--- START Stored data ---
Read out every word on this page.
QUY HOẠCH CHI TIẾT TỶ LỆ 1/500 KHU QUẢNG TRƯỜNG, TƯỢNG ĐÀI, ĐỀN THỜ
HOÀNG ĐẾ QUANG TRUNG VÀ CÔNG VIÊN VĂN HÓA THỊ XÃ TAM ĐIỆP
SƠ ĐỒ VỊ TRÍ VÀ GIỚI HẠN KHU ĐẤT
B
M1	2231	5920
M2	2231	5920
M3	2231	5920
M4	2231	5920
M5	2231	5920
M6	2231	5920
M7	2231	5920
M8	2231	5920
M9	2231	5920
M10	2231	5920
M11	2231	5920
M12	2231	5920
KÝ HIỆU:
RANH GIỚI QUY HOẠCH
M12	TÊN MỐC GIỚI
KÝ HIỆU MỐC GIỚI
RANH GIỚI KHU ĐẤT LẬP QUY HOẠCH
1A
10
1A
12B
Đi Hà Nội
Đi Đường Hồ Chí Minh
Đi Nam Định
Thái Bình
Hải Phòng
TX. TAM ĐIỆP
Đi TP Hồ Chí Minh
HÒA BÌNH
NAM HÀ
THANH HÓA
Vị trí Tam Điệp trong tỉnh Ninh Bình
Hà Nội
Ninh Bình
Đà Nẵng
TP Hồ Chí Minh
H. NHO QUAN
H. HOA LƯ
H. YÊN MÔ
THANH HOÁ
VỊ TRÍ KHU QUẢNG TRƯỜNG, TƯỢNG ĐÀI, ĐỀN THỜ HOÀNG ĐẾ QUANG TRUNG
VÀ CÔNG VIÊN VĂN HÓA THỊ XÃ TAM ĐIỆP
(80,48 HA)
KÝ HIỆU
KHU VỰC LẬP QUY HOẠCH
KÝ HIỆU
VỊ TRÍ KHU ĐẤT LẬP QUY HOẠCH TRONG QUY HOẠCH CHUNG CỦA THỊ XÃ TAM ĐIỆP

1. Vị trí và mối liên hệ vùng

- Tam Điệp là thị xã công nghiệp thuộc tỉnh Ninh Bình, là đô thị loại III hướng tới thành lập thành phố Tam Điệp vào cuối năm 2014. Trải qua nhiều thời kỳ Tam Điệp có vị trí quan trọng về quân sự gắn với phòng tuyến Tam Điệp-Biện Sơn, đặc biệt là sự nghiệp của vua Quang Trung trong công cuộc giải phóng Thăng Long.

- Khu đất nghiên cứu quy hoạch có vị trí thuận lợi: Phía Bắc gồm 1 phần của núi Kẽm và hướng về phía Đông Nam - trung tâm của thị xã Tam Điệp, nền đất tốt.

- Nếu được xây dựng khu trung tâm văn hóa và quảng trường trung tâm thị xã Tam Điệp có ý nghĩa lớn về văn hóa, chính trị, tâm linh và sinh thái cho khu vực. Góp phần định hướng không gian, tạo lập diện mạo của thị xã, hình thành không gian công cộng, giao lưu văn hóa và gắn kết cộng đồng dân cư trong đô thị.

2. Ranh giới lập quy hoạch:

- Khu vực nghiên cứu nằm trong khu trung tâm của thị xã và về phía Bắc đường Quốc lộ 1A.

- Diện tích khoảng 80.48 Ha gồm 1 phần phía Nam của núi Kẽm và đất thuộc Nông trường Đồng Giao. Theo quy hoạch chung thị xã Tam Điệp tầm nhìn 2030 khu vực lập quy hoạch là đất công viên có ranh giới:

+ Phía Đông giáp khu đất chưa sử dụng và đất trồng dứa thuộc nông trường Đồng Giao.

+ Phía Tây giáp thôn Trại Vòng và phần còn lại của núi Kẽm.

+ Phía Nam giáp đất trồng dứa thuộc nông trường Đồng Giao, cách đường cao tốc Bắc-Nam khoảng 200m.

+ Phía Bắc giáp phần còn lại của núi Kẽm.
--- END Stored data ---
■ What the exercise asks
In the listing, find all lines with the string "giáp" and copy them.

■ Solution to the problem
+ Phía Đông giáp khu đất chưa sử dụng và đất trồng dứa thuộc nông trường Đồng Giao.
+ Phía Tây giáp thôn Trại Vòng và phần còn lại của núi Kẽm.
+ Phía Nam giáp đất trồng dứa thuộc nông trường Đồng Giao, cách đường cao tốc Bắc-Nam khoảng 200m.
+ Phía Bắc giáp phần còn lại của núi Kẽm.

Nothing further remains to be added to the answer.